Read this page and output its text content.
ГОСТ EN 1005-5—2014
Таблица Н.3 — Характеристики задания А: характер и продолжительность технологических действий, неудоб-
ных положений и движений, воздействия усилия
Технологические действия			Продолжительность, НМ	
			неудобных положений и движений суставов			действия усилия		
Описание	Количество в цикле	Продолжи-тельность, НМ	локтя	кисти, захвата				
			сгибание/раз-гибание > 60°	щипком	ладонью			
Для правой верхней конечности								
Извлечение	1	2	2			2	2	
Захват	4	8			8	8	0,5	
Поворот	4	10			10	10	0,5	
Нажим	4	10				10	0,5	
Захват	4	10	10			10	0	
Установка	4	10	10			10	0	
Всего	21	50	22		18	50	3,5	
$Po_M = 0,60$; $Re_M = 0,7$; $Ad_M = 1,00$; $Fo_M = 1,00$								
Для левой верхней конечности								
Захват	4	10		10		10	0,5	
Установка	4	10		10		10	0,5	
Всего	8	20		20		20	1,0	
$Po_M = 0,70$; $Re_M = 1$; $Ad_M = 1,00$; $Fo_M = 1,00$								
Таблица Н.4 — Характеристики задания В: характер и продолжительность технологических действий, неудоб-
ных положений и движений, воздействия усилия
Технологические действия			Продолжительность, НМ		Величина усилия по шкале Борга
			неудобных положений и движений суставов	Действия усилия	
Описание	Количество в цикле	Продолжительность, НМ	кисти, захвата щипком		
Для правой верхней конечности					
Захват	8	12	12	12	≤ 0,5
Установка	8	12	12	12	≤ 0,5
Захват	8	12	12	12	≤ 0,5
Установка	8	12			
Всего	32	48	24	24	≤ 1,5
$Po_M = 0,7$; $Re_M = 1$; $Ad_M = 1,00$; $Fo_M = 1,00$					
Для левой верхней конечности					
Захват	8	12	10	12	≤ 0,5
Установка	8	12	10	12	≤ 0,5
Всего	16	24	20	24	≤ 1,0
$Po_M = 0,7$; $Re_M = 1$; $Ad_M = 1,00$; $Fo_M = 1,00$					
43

==

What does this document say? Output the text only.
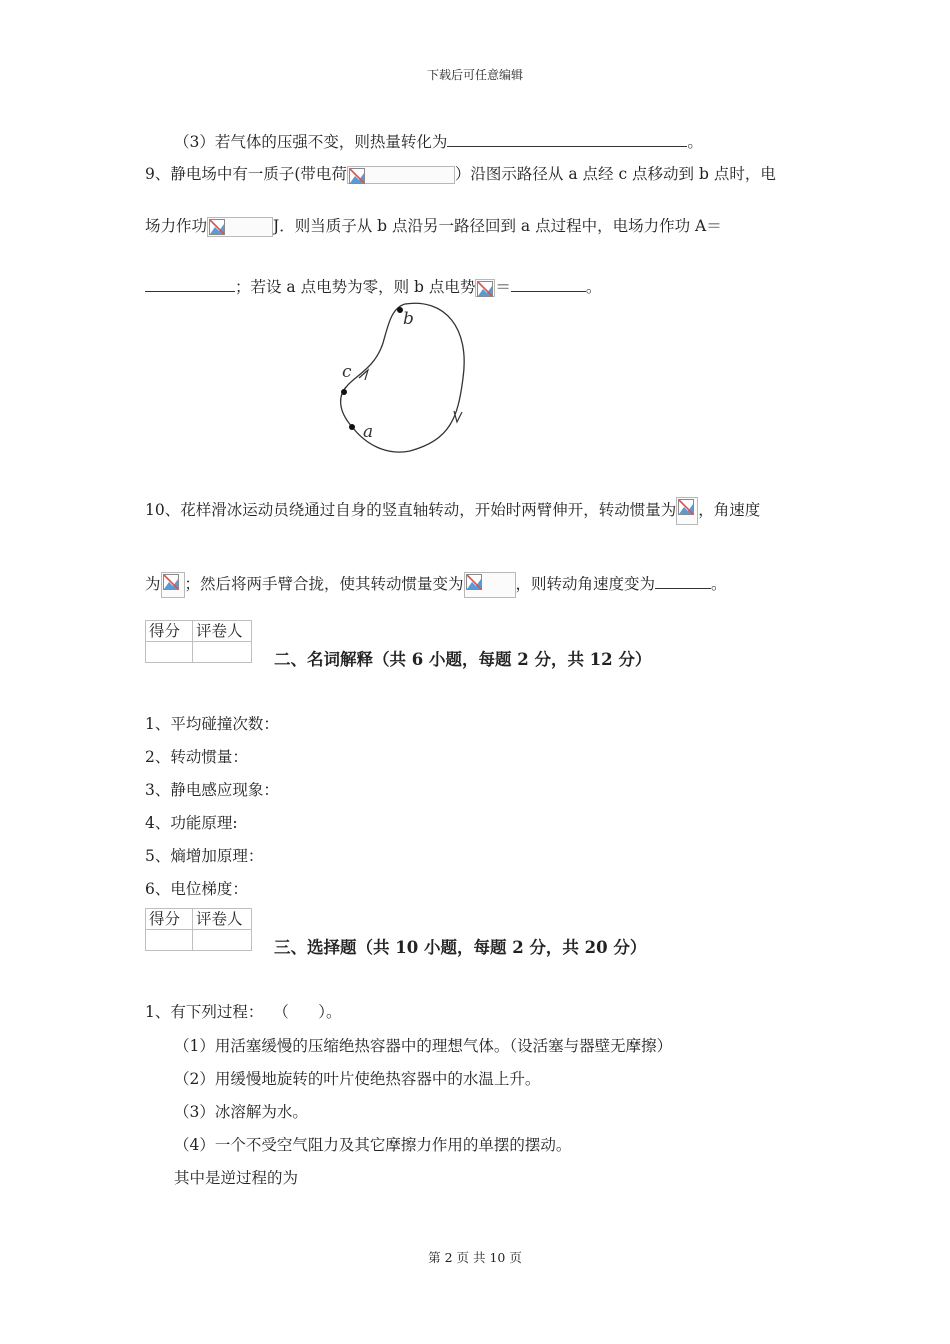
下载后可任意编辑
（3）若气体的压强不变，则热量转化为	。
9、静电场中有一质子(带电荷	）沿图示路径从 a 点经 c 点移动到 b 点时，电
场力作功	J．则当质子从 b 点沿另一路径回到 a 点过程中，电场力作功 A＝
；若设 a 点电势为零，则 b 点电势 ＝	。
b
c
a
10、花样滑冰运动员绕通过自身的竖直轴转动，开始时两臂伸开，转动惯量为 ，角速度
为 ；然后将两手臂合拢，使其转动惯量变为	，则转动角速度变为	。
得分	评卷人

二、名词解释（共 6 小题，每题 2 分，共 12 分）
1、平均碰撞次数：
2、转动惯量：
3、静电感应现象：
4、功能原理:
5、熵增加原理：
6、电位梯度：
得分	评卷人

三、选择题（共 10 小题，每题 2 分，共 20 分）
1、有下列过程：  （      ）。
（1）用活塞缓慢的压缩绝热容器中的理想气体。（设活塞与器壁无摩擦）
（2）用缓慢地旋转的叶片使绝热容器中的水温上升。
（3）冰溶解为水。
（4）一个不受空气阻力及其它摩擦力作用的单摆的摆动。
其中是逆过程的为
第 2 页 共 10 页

Written instruction: Find the string "характер" in the listing and return every line that holds it.

The result:
Таблица Н.3 — Характеристики задания А: характер и продолжительность технологических действий, неудоб-
Таблица Н.4 — Характеристики задания В: характер и продолжительность технологических действий, неудоб-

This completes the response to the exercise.